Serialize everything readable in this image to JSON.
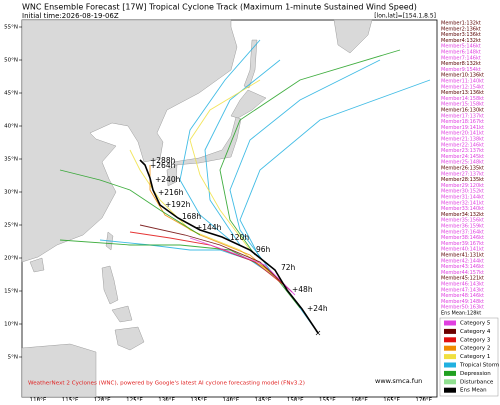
{
  "header": {
    "title": "WNC Ensemble Forecast [17W] Tropical Cyclone Track (Maximum 1-minute Sustained Wind Speed)",
    "subtitle": "Initial time:2026-08-19-06Z",
    "position": "[lon,lat]=[154.1,8.5]"
  },
  "map": {
    "lon_ticks": [
      {
        "value": 110,
        "label": "110°E"
      },
      {
        "value": 115,
        "label": "115°E"
      },
      {
        "value": 120,
        "label": "120°E"
      },
      {
        "value": 125,
        "label": "125°E"
      },
      {
        "value": 130,
        "label": "130°E"
      },
      {
        "value": 135,
        "label": "135°E"
      },
      {
        "value": 140,
        "label": "140°E"
      },
      {
        "value": 145,
        "label": "145°E"
      },
      {
        "value": 150,
        "label": "150°E"
      },
      {
        "value": 155,
        "label": "155°E"
      },
      {
        "value": 160,
        "label": "160°E"
      },
      {
        "value": 165,
        "label": "165°E"
      },
      {
        "value": 170,
        "label": "170°E"
      }
    ],
    "lat_ticks": [
      {
        "value": 5,
        "label": "5°N"
      },
      {
        "value": 10,
        "label": "10°N"
      },
      {
        "value": 15,
        "label": "15°N"
      },
      {
        "value": 20,
        "label": "20°N"
      },
      {
        "value": 25,
        "label": "25°N"
      },
      {
        "value": 30,
        "label": "30°N"
      },
      {
        "value": 35,
        "label": "35°N"
      },
      {
        "value": 40,
        "label": "40°N"
      },
      {
        "value": 45,
        "label": "45°N"
      },
      {
        "value": 50,
        "label": "50°N"
      },
      {
        "value": 55,
        "label": "55°N"
      }
    ],
    "time_labels": [
      "+24h",
      "+48h",
      "72h",
      "96h",
      "120h",
      "+144h",
      "168h",
      "+192h",
      "+216h",
      "+240h",
      "+264h",
      "+288h"
    ]
  },
  "members": [
    {
      "label": "Member1:132kt",
      "color": "#5a0000"
    },
    {
      "label": "Member2:136kt",
      "color": "#5a0000"
    },
    {
      "label": "Member3:136kt",
      "color": "#5a0000"
    },
    {
      "label": "Member4:132kt",
      "color": "#5a0000"
    },
    {
      "label": "Member5:146kt",
      "color": "#e040e0"
    },
    {
      "label": "Member6:148kt",
      "color": "#e040e0"
    },
    {
      "label": "Member7:146kt",
      "color": "#e040e0"
    },
    {
      "label": "Member8:132kt",
      "color": "#5a0000"
    },
    {
      "label": "Member9:154kt",
      "color": "#e040e0"
    },
    {
      "label": "Member10:136kt",
      "color": "#5a0000"
    },
    {
      "label": "Member11:140kt",
      "color": "#e040e0"
    },
    {
      "label": "Member12:154kt",
      "color": "#e040e0"
    },
    {
      "label": "Member13:136kt",
      "color": "#5a0000"
    },
    {
      "label": "Member14:158kt",
      "color": "#e040e0"
    },
    {
      "label": "Member15:158kt",
      "color": "#e040e0"
    },
    {
      "label": "Member16:130kt",
      "color": "#5a0000"
    },
    {
      "label": "Member17:137kt",
      "color": "#e040e0"
    },
    {
      "label": "Member18:167kt",
      "color": "#e040e0"
    },
    {
      "label": "Member19:141kt",
      "color": "#e040e0"
    },
    {
      "label": "Member20:141kt",
      "color": "#e040e0"
    },
    {
      "label": "Member21:138kt",
      "color": "#e040e0"
    },
    {
      "label": "Member22:146kt",
      "color": "#e040e0"
    },
    {
      "label": "Member23:137kt",
      "color": "#e040e0"
    },
    {
      "label": "Member24:145kt",
      "color": "#e040e0"
    },
    {
      "label": "Member25:148kt",
      "color": "#e040e0"
    },
    {
      "label": "Member26:135kt",
      "color": "#5a0000"
    },
    {
      "label": "Member27:137kt",
      "color": "#e040e0"
    },
    {
      "label": "Member28:135kt",
      "color": "#5a0000"
    },
    {
      "label": "Member29:120kt",
      "color": "#e040e0"
    },
    {
      "label": "Member30:152kt",
      "color": "#e040e0"
    },
    {
      "label": "Member31:144kt",
      "color": "#e040e0"
    },
    {
      "label": "Member32:141kt",
      "color": "#e040e0"
    },
    {
      "label": "Member33:140kt",
      "color": "#e040e0"
    },
    {
      "label": "Member34:132kt",
      "color": "#5a0000"
    },
    {
      "label": "Member35:156kt",
      "color": "#e040e0"
    },
    {
      "label": "Member36:159kt",
      "color": "#e040e0"
    },
    {
      "label": "Member37:164kt",
      "color": "#e040e0"
    },
    {
      "label": "Member38:146kt",
      "color": "#e040e0"
    },
    {
      "label": "Member39:167kt",
      "color": "#e040e0"
    },
    {
      "label": "Member40:141kt",
      "color": "#e040e0"
    },
    {
      "label": "Member41:131kt",
      "color": "#5a0000"
    },
    {
      "label": "Member42:144kt",
      "color": "#e040e0"
    },
    {
      "label": "Member43:146kt",
      "color": "#e040e0"
    },
    {
      "label": "Member44:157kt",
      "color": "#e040e0"
    },
    {
      "label": "Member45:121kt",
      "color": "#5a0000"
    },
    {
      "label": "Member46:143kt",
      "color": "#e040e0"
    },
    {
      "label": "Member47:143kt",
      "color": "#e040e0"
    },
    {
      "label": "Member48:146kt",
      "color": "#e040e0"
    },
    {
      "label": "Member49:148kt",
      "color": "#e040e0"
    },
    {
      "label": "Member50:163kt",
      "color": "#e040e0"
    },
    {
      "label": "Ens Mean:128kt",
      "color": "#000000"
    }
  ],
  "legend": [
    {
      "label": "Category 5",
      "color": "#e040e0"
    },
    {
      "label": "Category 4",
      "color": "#6b0000"
    },
    {
      "label": "Category 3",
      "color": "#e01010"
    },
    {
      "label": "Category 2",
      "color": "#f08c00"
    },
    {
      "label": "Category 1",
      "color": "#f0e040"
    },
    {
      "label": "Tropical Storm",
      "color": "#20b0e0"
    },
    {
      "label": "Depression",
      "color": "#20a020"
    },
    {
      "label": "Disturbance",
      "color": "#90e090"
    },
    {
      "label": "Ens Mean",
      "color": "#000000"
    }
  ],
  "footer": {
    "credit": "WeatherNext 2 Cyclones (WNC), powered by Google's latest AI cyclone forecasting model (FNv3.2)",
    "website": "www.smca.fun"
  }
}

◆ Exercise instructions
Go through the entries above and copy every line containing "Tropical".

◆ Result below
    "title": "WNC Ensemble Forecast [17W] Tropical Cyclone Track (Maximum 1-minute Sustained Wind Speed)",
      "label": "Tropical Storm",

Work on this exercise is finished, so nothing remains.